Task goal: Return every record below exactly as written, omitting any pictures.

Material for the task:
** Start **
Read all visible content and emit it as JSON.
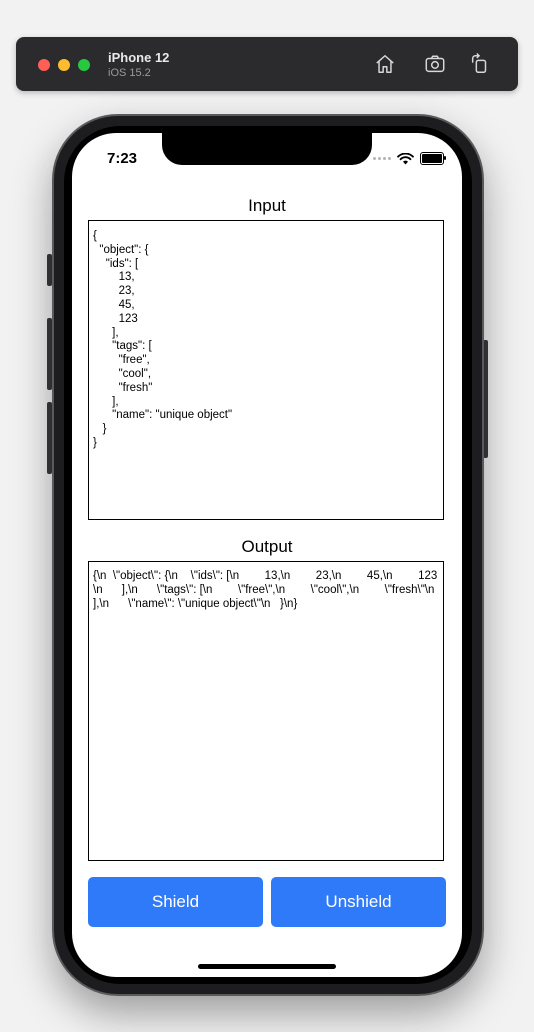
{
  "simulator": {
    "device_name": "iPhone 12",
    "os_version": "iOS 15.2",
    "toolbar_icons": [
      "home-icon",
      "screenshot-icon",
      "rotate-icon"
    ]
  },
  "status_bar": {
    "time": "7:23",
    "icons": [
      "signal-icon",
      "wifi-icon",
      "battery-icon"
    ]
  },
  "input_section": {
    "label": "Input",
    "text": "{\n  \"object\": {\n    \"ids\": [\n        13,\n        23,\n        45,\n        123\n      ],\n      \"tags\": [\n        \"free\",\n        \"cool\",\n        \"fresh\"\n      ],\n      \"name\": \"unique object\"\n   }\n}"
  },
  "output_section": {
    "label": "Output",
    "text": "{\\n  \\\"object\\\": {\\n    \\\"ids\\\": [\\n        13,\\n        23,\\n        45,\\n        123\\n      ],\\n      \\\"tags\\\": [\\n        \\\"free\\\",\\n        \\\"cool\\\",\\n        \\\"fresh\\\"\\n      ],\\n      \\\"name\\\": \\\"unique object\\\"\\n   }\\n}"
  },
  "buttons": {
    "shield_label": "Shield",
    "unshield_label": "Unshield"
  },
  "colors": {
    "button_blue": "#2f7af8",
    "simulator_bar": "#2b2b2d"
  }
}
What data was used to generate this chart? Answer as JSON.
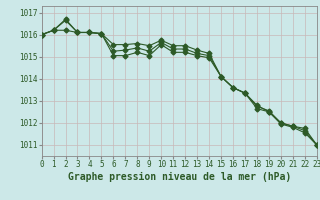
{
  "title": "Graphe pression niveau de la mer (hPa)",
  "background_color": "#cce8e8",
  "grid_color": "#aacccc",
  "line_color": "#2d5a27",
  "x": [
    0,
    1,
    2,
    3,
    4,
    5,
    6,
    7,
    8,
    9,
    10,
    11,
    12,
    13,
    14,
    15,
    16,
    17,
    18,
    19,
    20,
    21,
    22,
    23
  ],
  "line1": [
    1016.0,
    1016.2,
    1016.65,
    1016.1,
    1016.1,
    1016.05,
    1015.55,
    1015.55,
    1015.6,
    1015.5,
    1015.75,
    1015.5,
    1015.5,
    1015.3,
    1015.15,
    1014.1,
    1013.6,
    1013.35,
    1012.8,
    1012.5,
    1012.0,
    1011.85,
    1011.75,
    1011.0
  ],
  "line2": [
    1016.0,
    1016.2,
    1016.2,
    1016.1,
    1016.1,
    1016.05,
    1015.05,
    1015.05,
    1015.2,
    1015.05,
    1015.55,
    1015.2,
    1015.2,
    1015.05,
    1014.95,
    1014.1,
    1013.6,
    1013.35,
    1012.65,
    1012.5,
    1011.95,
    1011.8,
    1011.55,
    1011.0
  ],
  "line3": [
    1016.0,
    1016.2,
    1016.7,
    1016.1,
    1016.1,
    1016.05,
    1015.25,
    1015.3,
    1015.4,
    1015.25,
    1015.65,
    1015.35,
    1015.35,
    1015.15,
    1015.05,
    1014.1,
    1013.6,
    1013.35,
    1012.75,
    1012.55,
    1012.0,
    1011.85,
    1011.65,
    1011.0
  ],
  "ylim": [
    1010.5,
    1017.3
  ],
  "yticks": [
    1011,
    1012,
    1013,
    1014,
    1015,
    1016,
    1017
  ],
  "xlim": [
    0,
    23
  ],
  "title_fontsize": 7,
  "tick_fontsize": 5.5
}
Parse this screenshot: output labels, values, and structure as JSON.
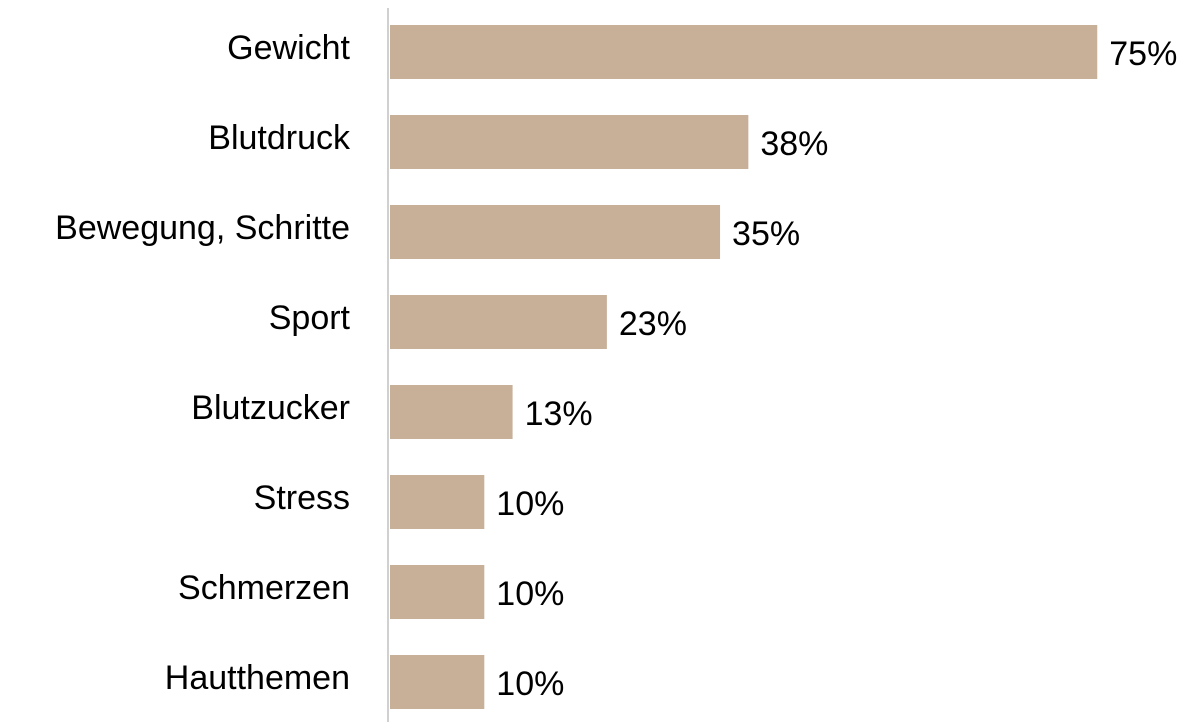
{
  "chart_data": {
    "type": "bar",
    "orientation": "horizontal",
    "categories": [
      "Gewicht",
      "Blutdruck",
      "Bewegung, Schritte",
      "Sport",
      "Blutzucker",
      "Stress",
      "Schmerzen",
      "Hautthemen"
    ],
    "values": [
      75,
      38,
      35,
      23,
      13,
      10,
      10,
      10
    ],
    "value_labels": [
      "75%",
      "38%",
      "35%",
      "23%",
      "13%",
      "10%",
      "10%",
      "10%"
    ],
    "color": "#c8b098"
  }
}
** End **
Task result:
Read all visible content and emit it as JSON.
{
  "simulator": {
    "device_name": "iPhone 12",
    "os_version": "iOS 15.2",
    "toolbar_icons": [
      "home-icon",
      "screenshot-icon",
      "rotate-icon"
    ]
  },
  "status_bar": {
    "time": "7:23",
    "icons": [
      "signal-icon",
      "wifi-icon",
      "battery-icon"
    ]
  },
  "input_section": {
    "label": "Input",
    "text": "{\n  \"object\": {\n    \"ids\": [\n        13,\n        23,\n        45,\n        123\n      ],\n      \"tags\": [\n        \"free\",\n        \"cool\",\n        \"fresh\"\n      ],\n      \"name\": \"unique object\"\n   }\n}"
  },
  "output_section": {
    "label": "Output",
    "text": "{\\n  \\\"object\\\": {\\n    \\\"ids\\\": [\\n        13,\\n        23,\\n        45,\\n        123\\n      ],\\n      \\\"tags\\\": [\\n        \\\"free\\\",\\n        \\\"cool\\\",\\n        \\\"fresh\\\"\\n      ],\\n      \\\"name\\\": \\\"unique object\\\"\\n   }\\n}"
  },
  "buttons": {
    "shield_label": "Shield",
    "unshield_label": "Unshield"
  },
  "colors": {
    "button_blue": "#2f7af8",
    "simulator_bar": "#2b2b2d"
  }
}
What data was used to generate this chart? Answer as JSON.
{
  "title": "Graphe pression niveau de la mer (hPa)",
  "background_color": "#cce8e8",
  "grid_color": "#aacccc",
  "line_color": "#2d5a27",
  "x": [
    0,
    1,
    2,
    3,
    4,
    5,
    6,
    7,
    8,
    9,
    10,
    11,
    12,
    13,
    14,
    15,
    16,
    17,
    18,
    19,
    20,
    21,
    22,
    23
  ],
  "line1": [
    1016.0,
    1016.2,
    1016.65,
    1016.1,
    1016.1,
    1016.05,
    1015.55,
    1015.55,
    1015.6,
    1015.5,
    1015.75,
    1015.5,
    1015.5,
    1015.3,
    1015.15,
    1014.1,
    1013.6,
    1013.35,
    1012.8,
    1012.5,
    1012.0,
    1011.85,
    1011.75,
    1011.0
  ],
  "line2": [
    1016.0,
    1016.2,
    1016.2,
    1016.1,
    1016.1,
    1016.05,
    1015.05,
    1015.05,
    1015.2,
    1015.05,
    1015.55,
    1015.2,
    1015.2,
    1015.05,
    1014.95,
    1014.1,
    1013.6,
    1013.35,
    1012.65,
    1012.5,
    1011.95,
    1011.8,
    1011.55,
    1011.0
  ],
  "line3": [
    1016.0,
    1016.2,
    1016.7,
    1016.1,
    1016.1,
    1016.05,
    1015.25,
    1015.3,
    1015.4,
    1015.25,
    1015.65,
    1015.35,
    1015.35,
    1015.15,
    1015.05,
    1014.1,
    1013.6,
    1013.35,
    1012.75,
    1012.55,
    1012.0,
    1011.85,
    1011.65,
    1011.0
  ],
  "ylim": [
    1010.5,
    1017.3
  ],
  "yticks": [
    1011,
    1012,
    1013,
    1014,
    1015,
    1016,
    1017
  ],
  "xlim": [
    0,
    23
  ],
  "title_fontsize": 7,
  "tick_fontsize": 5.5
}
Parse this screenshot: output labels, values, and structure as JSON.
{
  "chart_data": {
    "type": "bar",
    "orientation": "horizontal",
    "categories": [
      "Gewicht",
      "Blutdruck",
      "Bewegung, Schritte",
      "Sport",
      "Blutzucker",
      "Stress",
      "Schmerzen",
      "Hautthemen"
    ],
    "values": [
      75,
      38,
      35,
      23,
      13,
      10,
      10,
      10
    ],
    "value_labels": [
      "75%",
      "38%",
      "35%",
      "23%",
      "13%",
      "10%",
      "10%",
      "10%"
    ],
    "color": "#c8b098"
  }
}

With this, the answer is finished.